→ Text under study
▬▬▬▬▬▬▬▬▬▬

Ransomware is usually developed to enrich the bank accounts of people behind it – nothing more, nothing less. But the attack that was carried out on Tuesday, June 27th seems to have had other goals. No less than 2,000 individuals and organisations all over the world have been affected by it and, according to security researchers, this attack was mainly designed with a purpose of damaging IT systems – extorting funds played second fiddle to it. The attack began in Ukraine and then spread to Russia, Western Europe and the US via a hacked accountancy software developer MeDoc.
The threat still gave a message saying that $300 USD (or £230) has to be paid out in Bitcoins to return the files and settings to normal, but its intrusion methods were far more sophisticated than its simplistic payment infrastructure which, again, seems to only have been included to make it look like just another virus. Quoting the security researcher the grugq, this ransomware was “definitely not designed to make money” but “to spread fast and cause damage, [using the] plausibly deniable cover of ransomware”. UC Berkley academic Nicholas Weaver agrees with that assessment: “I’m willing to say with at least moderate confidence that this was a deliberate, malicious, destructive attack or perhaps a test disguised as ransomware.”
The threat is called NotPetya due to it being similar to Petya, but it should be noted that they’re not entirely identical. They share the code, but, according to Kaspersky Lab, NotPetya is “a new ransomware that has not been seen before”. The payment address seems to be hardcoded into it and this address, along with a 60-character, case-sensitive “personal installation key” can be found in the text contained within the ransom note. An email confirming the payment must be sent to an address belonging to the German email provider Posteo. To their credit, Posteo terminated the account, but it also means that all of the people who had made a payment won’t be able to receive the decryption key in return. The grugq also notes that “If this well-engineered and highly crafted worm was meant to generate revenue, this payment pipeline was possibly the worst of all options (short of ‘send a personal cheque to: Petya Payments, PO Box …’)”, but its infection methods are “well-written” and employ an array of different techniques that allows to inflict the greatest amount of damage possible to the targeted network.
NotPetya employs the hacking tool EternalBlue developed by the NSA to break inside the computers that use Windows and have breaches in their security system. The virus first tries to gain administrator access over the entire network by stealing passwords and then the real work begins – all of the PCs on the network get the update which is actually NotPetya in disguise and all of their hard drives are then encrypted. Associations with WannaCry may come to mind here, but this threat doesn’t contain the code that makes it disappear from the network once the infection has been completed.
Unlike other typical ransomware, NotPetya/Petya virus does not encrypt files on a targeted system one by one. Instead, Petya virus reboots victims computers and encrypts the hard drive’s master file table (MFT) and renders the master boot record (MBR) inoperable, restricting access to the full system by seizing information about file names, sizes, and location on the physical disk. After that, Petya virus replaces an encrypted copy of MBR with its own malicious code that displays a ransom note, leaving computers unable to start.

▬▬▬▬▬▬▬▬▬▬

→ Data listing
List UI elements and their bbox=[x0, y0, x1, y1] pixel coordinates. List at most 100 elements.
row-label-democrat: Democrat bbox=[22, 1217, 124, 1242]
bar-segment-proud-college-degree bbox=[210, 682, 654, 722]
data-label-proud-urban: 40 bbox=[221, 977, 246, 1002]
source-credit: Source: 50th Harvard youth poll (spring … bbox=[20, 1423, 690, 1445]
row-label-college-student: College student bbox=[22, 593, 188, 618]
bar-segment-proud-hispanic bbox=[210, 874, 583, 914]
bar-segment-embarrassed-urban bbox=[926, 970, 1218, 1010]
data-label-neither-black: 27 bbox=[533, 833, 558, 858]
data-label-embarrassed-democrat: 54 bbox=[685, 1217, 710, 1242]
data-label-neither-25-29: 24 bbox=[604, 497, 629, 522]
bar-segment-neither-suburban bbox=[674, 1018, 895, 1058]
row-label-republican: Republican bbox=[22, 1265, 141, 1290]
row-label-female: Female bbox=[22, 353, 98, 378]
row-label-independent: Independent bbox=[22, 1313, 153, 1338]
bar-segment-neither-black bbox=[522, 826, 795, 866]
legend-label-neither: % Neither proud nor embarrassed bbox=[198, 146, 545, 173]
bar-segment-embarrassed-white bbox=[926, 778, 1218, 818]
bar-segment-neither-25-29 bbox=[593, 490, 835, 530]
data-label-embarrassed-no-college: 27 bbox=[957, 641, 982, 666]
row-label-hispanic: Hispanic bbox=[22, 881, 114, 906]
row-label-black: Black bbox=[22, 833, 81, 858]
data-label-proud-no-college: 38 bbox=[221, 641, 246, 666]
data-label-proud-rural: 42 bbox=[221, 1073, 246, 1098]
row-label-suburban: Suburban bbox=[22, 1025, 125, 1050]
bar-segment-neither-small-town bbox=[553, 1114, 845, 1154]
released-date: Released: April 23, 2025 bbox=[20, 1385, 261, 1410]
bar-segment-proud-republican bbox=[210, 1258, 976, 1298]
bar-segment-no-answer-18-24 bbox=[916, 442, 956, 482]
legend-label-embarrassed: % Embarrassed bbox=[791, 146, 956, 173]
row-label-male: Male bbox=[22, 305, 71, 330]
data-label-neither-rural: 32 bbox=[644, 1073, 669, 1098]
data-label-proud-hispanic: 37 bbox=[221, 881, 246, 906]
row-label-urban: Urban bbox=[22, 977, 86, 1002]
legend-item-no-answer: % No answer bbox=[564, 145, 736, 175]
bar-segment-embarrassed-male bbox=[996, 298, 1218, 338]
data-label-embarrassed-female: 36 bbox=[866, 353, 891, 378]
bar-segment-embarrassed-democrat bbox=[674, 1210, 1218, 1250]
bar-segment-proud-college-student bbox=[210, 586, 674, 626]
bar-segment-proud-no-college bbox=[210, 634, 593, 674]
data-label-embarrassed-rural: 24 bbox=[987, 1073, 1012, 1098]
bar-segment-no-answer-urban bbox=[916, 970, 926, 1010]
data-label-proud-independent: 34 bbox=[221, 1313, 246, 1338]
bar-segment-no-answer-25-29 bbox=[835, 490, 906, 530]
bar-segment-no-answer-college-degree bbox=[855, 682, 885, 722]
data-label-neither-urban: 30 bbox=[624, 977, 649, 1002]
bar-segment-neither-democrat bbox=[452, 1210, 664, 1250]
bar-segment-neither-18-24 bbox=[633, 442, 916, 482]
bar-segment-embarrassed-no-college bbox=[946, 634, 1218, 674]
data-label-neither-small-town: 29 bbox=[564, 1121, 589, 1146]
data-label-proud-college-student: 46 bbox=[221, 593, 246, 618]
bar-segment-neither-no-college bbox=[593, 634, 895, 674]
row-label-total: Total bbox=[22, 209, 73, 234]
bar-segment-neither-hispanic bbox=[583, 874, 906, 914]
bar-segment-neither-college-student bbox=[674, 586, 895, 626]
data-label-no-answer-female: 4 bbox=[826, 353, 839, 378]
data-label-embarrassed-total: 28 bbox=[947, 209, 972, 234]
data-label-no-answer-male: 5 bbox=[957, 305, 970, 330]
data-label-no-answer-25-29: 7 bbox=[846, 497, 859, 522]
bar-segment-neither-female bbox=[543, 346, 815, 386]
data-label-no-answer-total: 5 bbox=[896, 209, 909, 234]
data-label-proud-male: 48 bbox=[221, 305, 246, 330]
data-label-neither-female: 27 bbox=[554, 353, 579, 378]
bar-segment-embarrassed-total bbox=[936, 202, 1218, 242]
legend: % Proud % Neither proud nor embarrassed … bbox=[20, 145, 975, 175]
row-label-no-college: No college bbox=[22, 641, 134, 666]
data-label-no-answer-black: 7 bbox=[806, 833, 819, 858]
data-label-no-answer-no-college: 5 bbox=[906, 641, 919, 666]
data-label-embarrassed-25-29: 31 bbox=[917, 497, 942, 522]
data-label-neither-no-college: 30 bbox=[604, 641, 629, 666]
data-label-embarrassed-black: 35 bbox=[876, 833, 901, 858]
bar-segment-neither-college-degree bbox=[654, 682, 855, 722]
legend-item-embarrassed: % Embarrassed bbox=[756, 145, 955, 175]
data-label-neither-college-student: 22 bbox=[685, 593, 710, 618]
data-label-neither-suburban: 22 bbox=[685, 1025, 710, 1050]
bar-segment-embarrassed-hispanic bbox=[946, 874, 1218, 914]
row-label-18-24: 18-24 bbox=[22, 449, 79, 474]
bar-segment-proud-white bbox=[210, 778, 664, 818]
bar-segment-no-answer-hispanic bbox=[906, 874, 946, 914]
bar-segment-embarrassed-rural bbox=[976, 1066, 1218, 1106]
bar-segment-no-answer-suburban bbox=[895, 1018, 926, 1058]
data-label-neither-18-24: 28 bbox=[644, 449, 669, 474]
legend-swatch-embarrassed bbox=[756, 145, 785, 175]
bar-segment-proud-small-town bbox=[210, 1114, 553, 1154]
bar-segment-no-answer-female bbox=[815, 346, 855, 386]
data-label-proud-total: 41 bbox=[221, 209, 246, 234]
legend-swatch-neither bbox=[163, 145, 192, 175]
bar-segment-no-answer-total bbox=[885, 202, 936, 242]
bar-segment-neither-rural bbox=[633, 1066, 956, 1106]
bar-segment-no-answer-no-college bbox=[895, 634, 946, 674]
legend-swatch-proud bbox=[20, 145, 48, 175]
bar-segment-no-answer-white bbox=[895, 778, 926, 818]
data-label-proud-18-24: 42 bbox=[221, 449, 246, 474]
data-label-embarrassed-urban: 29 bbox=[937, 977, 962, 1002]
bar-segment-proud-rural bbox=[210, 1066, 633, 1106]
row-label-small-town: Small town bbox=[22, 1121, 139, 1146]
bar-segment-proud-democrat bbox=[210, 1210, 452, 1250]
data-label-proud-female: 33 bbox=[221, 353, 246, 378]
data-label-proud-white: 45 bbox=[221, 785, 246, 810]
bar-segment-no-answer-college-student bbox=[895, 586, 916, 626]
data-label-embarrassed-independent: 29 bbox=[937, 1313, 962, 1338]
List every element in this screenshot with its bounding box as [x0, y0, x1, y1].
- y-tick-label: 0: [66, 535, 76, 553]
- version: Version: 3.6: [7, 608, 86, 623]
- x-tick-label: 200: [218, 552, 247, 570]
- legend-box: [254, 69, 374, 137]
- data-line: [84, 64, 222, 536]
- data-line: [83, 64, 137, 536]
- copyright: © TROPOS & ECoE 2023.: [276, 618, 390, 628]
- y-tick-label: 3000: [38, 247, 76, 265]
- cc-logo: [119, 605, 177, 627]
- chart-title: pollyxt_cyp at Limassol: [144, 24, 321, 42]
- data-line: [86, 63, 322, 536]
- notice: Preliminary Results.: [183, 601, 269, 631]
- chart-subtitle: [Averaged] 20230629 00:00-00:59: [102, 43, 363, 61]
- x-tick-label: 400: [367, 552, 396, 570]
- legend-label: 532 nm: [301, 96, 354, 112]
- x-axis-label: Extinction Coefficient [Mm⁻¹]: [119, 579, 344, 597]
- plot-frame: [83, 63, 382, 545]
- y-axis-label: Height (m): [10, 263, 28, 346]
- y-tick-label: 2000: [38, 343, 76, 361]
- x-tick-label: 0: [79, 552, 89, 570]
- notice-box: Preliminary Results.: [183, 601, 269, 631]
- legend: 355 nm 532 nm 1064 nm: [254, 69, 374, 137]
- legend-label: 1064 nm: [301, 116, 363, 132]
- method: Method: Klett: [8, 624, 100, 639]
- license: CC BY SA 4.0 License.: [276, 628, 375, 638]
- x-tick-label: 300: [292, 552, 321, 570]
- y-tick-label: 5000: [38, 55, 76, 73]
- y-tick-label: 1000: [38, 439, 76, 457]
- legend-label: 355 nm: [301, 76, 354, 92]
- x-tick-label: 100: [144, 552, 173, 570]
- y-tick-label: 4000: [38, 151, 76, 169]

▬▬▬▬▬▬▬▬▬▬

→ Exercise goal
In the NotPetya article, reproduce the passage starting with "Ransomware is usually" and going on through "software developer MeDoc.", replacing every occurrence of "attack" with "incident".

→ Solution
Ransomware is usually developed to enrich the bank accounts of people behind it – nothing more, nothing less. But the incident that was carried out on Tuesday, June 27th seems to have had other goals. No less than 2,000 individuals and organisations all over the world have been affected by it and, according to security researchers, this incident was mainly designed with a purpose of damaging IT systems – extorting funds played second fiddle to it. The incident began in Ukraine and then spread to Russia, Western Europe and the US via a hacked accountancy software developer MeDoc.